▶ **Provided records**
'''

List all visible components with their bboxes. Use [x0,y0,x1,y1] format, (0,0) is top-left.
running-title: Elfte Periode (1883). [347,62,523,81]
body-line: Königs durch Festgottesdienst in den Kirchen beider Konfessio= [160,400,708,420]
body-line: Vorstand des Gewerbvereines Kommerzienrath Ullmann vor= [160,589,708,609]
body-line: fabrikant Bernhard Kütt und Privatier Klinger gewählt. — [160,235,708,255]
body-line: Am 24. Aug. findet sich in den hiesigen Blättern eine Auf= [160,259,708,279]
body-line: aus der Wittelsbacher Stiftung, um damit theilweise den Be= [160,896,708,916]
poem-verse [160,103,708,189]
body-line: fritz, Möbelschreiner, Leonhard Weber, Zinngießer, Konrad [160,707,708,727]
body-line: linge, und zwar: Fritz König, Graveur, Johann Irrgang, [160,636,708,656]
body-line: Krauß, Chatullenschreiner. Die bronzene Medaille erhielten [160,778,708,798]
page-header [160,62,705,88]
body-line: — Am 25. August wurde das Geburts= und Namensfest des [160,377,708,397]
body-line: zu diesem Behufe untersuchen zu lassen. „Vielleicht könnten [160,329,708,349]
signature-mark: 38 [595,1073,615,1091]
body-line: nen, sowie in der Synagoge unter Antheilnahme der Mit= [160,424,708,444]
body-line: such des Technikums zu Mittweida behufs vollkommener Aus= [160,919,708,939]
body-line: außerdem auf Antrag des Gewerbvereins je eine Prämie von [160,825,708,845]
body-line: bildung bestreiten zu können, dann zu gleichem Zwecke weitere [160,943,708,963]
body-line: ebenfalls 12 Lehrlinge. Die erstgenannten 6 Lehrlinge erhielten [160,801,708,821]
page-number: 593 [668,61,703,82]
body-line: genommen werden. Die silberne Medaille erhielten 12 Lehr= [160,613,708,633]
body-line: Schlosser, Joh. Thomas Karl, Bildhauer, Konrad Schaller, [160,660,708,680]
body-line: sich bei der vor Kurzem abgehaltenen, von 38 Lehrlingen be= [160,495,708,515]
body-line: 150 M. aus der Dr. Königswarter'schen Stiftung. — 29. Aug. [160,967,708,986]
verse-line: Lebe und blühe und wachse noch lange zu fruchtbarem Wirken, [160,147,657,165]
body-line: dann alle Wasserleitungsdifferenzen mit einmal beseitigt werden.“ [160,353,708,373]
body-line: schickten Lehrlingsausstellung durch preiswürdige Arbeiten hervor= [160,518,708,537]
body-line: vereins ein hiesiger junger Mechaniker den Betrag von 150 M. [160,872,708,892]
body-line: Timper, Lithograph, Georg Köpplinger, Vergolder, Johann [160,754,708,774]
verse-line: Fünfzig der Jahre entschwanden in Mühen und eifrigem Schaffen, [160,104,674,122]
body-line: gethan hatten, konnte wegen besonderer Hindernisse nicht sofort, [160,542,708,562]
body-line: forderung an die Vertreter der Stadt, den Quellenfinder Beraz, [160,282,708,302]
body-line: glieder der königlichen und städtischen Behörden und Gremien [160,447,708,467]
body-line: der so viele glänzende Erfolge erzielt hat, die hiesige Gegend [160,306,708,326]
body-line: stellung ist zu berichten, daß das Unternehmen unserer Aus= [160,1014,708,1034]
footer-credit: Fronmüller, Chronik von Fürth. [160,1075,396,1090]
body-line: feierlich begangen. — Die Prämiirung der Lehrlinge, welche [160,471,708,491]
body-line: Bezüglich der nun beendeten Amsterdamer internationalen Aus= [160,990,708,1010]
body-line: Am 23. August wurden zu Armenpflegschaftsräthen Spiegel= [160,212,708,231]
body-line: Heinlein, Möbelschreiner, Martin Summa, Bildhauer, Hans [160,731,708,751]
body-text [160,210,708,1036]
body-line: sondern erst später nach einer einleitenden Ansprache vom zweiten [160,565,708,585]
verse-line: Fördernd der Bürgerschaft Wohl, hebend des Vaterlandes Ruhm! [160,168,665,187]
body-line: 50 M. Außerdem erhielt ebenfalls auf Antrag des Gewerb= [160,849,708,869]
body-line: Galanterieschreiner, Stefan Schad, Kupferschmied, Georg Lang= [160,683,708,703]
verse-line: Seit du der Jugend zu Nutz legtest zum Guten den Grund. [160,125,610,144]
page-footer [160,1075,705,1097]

'''

▶ **What to work on**
Return each line of the listing that holds the string "werden".

▶ **Written response**
body-line: genommen werden. Die silberne Medaille erhielten 12 Lehr= [160,613,708,633]
body-line: dann alle Wasserleitungsdifferenzen mit einmal beseitigt werden.“ [160,353,708,373]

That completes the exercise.